What to produce:
Find all lines in the listing that include the word "offline", then copy them.

Listed entries:
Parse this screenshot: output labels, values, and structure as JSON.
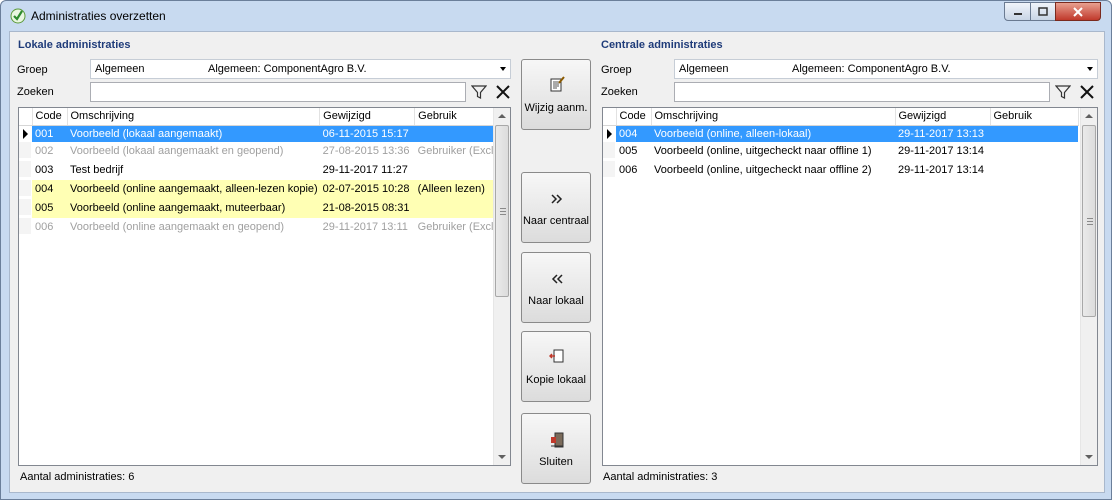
{
  "window": {
    "title": "Administraties overzetten"
  },
  "left": {
    "title": "Lokale administraties",
    "groep_label": "Groep",
    "groep_value": "Algemeen",
    "groep_desc": "Algemeen: ComponentAgro B.V.",
    "zoeken_label": "Zoeken",
    "zoeken_value": "",
    "columns": [
      "Code",
      "Omschrijving",
      "Gewijzigd",
      "Gebruik"
    ],
    "rows": [
      {
        "code": "001",
        "omschrijving": "Voorbeeld (lokaal aangemaakt)",
        "gewijzigd": "06-11-2015 15:17",
        "gebruik": "",
        "state": "selected"
      },
      {
        "code": "002",
        "omschrijving": "Voorbeeld (lokaal aangemaakt en geopend)",
        "gewijzigd": "27-08-2015 13:36",
        "gebruik": "Gebruiker (Excl.)",
        "state": "disabled"
      },
      {
        "code": "003",
        "omschrijving": "Test bedrijf",
        "gewijzigd": "29-11-2017 11:27",
        "gebruik": "",
        "state": "normal"
      },
      {
        "code": "004",
        "omschrijving": "Voorbeeld (online aangemaakt, alleen-lezen kopie)",
        "gewijzigd": "02-07-2015 10:28",
        "gebruik": "(Alleen lezen)",
        "state": "highlight"
      },
      {
        "code": "005",
        "omschrijving": "Voorbeeld (online aangemaakt, muteerbaar)",
        "gewijzigd": "21-08-2015 08:31",
        "gebruik": "",
        "state": "highlight"
      },
      {
        "code": "006",
        "omschrijving": "Voorbeeld (online aangemaakt en geopend)",
        "gewijzigd": "29-11-2017 13:11",
        "gebruik": "Gebruiker (Excl.)",
        "state": "disabled"
      }
    ],
    "status": "Aantal administraties: 6"
  },
  "right": {
    "title": "Centrale administraties",
    "groep_label": "Groep",
    "groep_value": "Algemeen",
    "groep_desc": "Algemeen: ComponentAgro B.V.",
    "zoeken_label": "Zoeken",
    "zoeken_value": "",
    "columns": [
      "Code",
      "Omschrijving",
      "Gewijzigd",
      "Gebruik"
    ],
    "rows": [
      {
        "code": "004",
        "omschrijving": "Voorbeeld (online, alleen-lokaal)",
        "gewijzigd": "29-11-2017 13:13",
        "gebruik": "",
        "state": "selected"
      },
      {
        "code": "005",
        "omschrijving": "Voorbeeld (online, uitgecheckt naar offline 1)",
        "gewijzigd": "29-11-2017 13:14",
        "gebruik": "",
        "state": "normal"
      },
      {
        "code": "006",
        "omschrijving": "Voorbeeld (online, uitgecheckt naar offline 2)",
        "gewijzigd": "29-11-2017 13:14",
        "gebruik": "",
        "state": "normal"
      }
    ],
    "status": "Aantal administraties: 3"
  },
  "buttons": {
    "wijzig": "Wijzig aanm.",
    "naar_centraal": "Naar centraal",
    "naar_lokaal": "Naar lokaal",
    "kopie_lokaal": "Kopie lokaal",
    "sluiten": "Sluiten"
  },
  "icons": {
    "app": "checkmark-shield-icon",
    "filter": "filter-icon",
    "clear": "close-x-icon",
    "wijzig": "edit-document-icon",
    "naar_centraal": "double-chevron-right-icon",
    "naar_lokaal": "double-chevron-left-icon",
    "kopie_lokaal": "copy-document-icon",
    "sluiten": "exit-door-icon"
  },
  "colors": {
    "selection": "#3399ff",
    "highlight_row": "#ffffb4",
    "section_title": "#1f3c7a",
    "disabled_text": "#a0a0a0"
  }
}
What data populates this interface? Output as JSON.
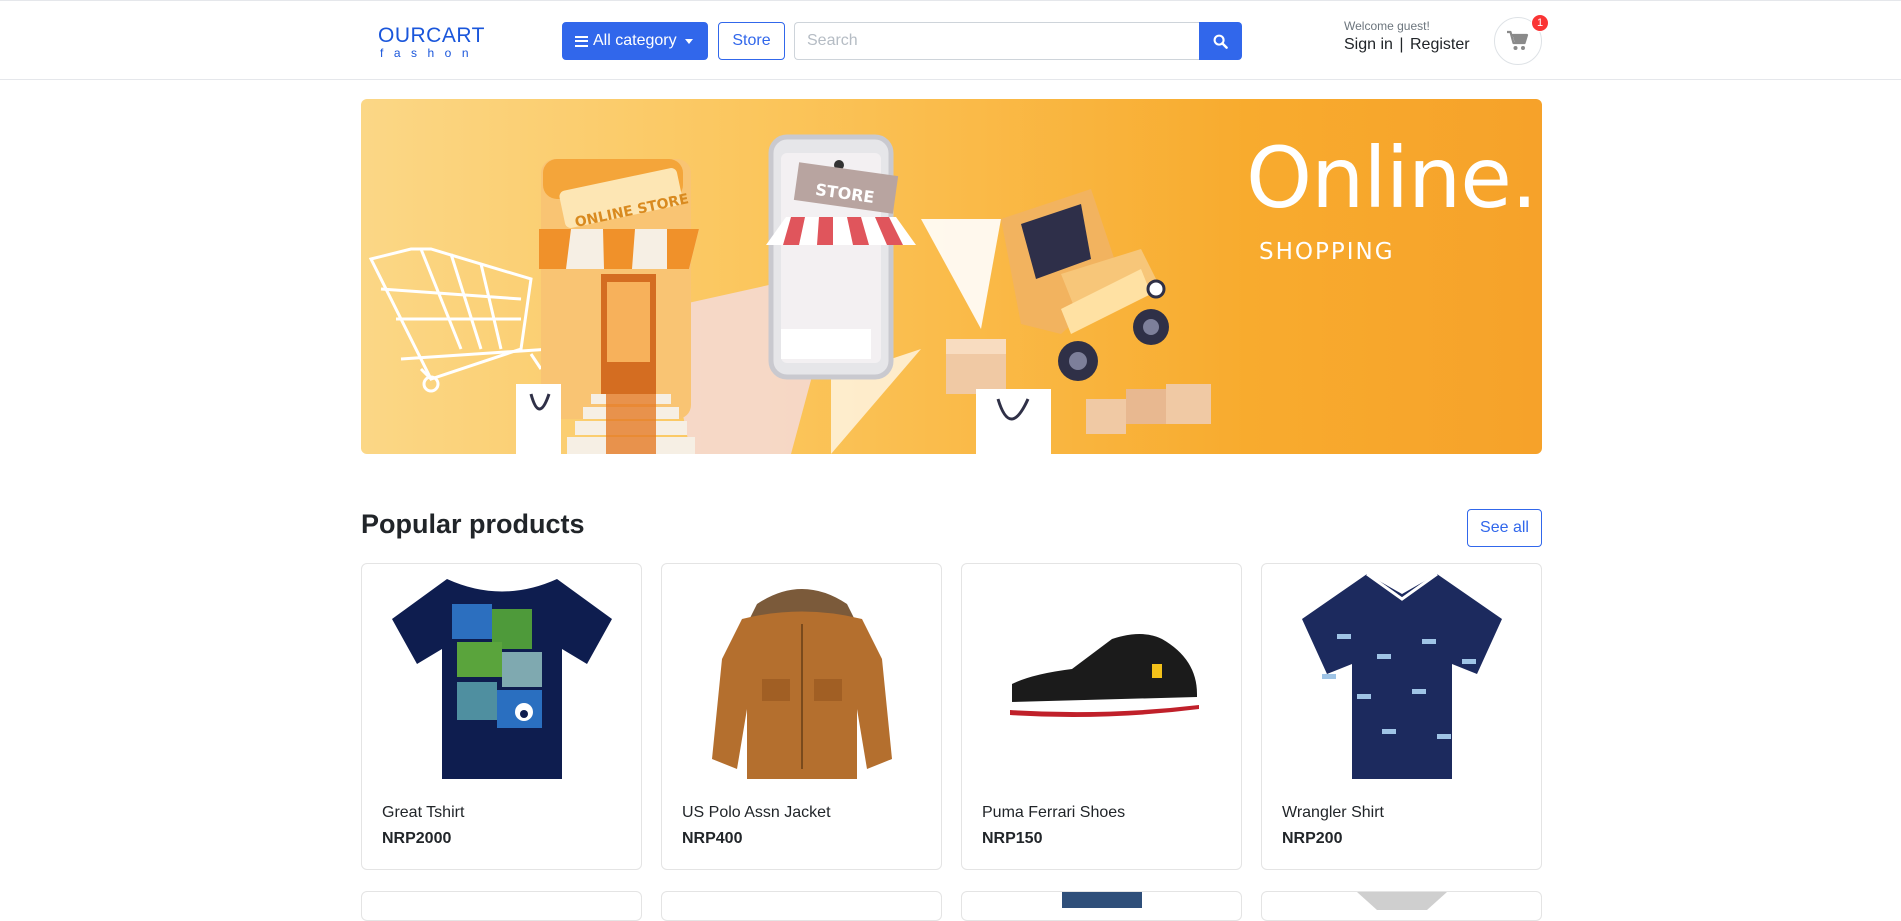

Solution for this task:
        "omschrijving": "Voorbeeld (online, uitgecheckt naar offline 1)",
        "omschrijving": "Voorbeeld (online, uitgecheckt naar offline 2)",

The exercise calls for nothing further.